/---

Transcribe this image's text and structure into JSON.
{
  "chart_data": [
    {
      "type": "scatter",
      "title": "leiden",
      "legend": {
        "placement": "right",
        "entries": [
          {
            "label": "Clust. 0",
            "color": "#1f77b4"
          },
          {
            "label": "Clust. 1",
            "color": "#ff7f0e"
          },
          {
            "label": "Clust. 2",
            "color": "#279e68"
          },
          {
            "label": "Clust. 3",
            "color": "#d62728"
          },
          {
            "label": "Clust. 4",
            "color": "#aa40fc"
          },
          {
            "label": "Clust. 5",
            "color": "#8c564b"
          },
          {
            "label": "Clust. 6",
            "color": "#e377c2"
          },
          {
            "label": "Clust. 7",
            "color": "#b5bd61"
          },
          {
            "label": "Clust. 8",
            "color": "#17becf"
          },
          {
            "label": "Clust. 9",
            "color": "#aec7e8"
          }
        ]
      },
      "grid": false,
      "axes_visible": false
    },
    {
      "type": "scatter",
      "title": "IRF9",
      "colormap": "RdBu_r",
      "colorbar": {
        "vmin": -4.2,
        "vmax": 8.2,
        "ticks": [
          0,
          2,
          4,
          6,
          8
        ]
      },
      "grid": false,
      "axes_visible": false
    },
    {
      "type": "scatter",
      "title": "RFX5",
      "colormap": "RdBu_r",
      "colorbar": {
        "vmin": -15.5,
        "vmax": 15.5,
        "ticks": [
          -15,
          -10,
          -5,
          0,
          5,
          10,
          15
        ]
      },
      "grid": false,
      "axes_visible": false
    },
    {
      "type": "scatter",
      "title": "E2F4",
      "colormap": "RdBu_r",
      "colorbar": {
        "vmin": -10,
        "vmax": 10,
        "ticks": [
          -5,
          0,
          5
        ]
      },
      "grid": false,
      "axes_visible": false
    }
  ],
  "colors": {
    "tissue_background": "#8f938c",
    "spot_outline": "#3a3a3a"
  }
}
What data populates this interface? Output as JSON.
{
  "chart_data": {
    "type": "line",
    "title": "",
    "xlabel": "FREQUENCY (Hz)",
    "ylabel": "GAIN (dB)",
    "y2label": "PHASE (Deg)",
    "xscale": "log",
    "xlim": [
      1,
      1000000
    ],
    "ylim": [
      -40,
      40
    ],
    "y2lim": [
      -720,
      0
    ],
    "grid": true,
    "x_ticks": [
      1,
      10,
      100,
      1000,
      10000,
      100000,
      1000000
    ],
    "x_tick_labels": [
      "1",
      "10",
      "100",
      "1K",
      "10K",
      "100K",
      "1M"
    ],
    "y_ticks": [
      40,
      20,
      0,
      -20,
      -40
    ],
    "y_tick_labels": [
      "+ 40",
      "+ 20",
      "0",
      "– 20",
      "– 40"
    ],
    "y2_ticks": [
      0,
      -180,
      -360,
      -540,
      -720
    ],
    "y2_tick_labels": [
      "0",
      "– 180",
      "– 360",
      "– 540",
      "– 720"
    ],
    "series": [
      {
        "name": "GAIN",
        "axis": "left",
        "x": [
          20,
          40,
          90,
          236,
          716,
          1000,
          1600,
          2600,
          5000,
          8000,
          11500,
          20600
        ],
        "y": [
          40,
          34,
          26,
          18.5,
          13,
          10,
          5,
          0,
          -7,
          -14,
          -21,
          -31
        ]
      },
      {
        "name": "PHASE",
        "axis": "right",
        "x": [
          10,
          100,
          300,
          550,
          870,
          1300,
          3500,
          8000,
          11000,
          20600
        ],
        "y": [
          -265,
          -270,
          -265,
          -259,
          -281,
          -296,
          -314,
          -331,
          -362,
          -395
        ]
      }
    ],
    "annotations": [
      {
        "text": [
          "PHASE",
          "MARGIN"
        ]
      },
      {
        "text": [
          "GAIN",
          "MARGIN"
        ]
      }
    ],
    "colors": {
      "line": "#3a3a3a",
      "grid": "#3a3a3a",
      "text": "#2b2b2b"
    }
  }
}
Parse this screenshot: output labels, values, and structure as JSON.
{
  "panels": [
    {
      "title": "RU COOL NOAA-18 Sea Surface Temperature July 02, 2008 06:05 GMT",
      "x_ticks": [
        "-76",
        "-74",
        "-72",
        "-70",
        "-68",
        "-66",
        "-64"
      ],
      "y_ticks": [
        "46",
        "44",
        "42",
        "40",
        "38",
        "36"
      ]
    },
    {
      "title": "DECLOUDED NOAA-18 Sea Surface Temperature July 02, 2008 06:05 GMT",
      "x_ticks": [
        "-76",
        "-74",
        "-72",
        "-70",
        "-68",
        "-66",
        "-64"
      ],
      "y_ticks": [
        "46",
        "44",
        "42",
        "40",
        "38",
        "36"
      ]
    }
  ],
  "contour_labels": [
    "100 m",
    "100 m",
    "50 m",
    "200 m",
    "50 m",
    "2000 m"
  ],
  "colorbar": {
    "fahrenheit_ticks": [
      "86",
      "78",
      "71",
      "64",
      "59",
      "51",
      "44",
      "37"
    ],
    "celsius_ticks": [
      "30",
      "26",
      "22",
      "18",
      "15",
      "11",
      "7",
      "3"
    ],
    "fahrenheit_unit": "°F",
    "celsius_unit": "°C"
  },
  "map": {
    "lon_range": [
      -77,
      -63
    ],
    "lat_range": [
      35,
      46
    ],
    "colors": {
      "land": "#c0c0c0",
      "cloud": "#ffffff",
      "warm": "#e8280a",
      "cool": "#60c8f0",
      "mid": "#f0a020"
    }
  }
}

\---

Identify which lines contain the word "Temperature" and copy each one.

◆ **Result of this exercise**:
      "title": "RU COOL NOAA-18 Sea Surface Temperature July 02, 2008 06:05 GMT",
      "title": "DECLOUDED NOAA-18 Sea Surface Temperature July 02, 2008 06:05 GMT",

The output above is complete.